- EXERCISE:
The records below must be retyped exactly.

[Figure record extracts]
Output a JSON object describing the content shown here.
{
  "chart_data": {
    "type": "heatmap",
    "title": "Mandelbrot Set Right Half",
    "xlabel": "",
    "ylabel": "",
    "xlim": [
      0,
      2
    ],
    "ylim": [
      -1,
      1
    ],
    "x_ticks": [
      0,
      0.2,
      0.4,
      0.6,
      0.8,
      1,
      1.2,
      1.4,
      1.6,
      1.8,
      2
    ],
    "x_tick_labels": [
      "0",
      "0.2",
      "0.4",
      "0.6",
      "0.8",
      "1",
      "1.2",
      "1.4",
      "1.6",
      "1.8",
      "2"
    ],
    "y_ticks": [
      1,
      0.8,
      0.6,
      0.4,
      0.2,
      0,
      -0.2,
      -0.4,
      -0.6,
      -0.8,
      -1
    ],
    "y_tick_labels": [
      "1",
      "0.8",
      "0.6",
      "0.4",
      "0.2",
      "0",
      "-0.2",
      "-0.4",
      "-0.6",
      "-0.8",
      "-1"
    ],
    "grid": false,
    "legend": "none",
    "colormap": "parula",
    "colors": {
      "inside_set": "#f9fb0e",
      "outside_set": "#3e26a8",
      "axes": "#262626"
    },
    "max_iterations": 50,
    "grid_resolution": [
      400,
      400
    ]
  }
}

- EXERCISE OUTPUT:
Output a JSON object describing the content shown here.
{
  "chart_data": {
    "type": "heatmap",
    "title": "Mandelbrot Set Right Half",
    "xlabel": "",
    "ylabel": "",
    "xlim": [
      0,
      2
    ],
    "ylim": [
      -1,
      1
    ],
    "x_ticks": [
      0,
      0.2,
      0.4,
      0.6,
      0.8,
      1,
      1.2,
      1.4,
      1.6,
      1.8,
      2
    ],
    "x_tick_labels": [
      "0",
      "0.2",
      "0.4",
      "0.6",
      "0.8",
      "1",
      "1.2",
      "1.4",
      "1.6",
      "1.8",
      "2"
    ],
    "y_ticks": [
      1,
      0.8,
      0.6,
      0.4,
      0.2,
      0,
      -0.2,
      -0.4,
      -0.6,
      -0.8,
      -1
    ],
    "y_tick_labels": [
      "1",
      "0.8",
      "0.6",
      "0.4",
      "0.2",
      "0",
      "-0.2",
      "-0.4",
      "-0.6",
      "-0.8",
      "-1"
    ],
    "grid": false,
    "legend": "none",
    "colormap": "parula",
    "colors": {
      "inside_set": "#f9fb0e",
      "outside_set": "#3e26a8",
      "axes": "#262626"
    },
    "max_iterations": 50,
    "grid_resolution": [
      400,
      400
    ]
  }
}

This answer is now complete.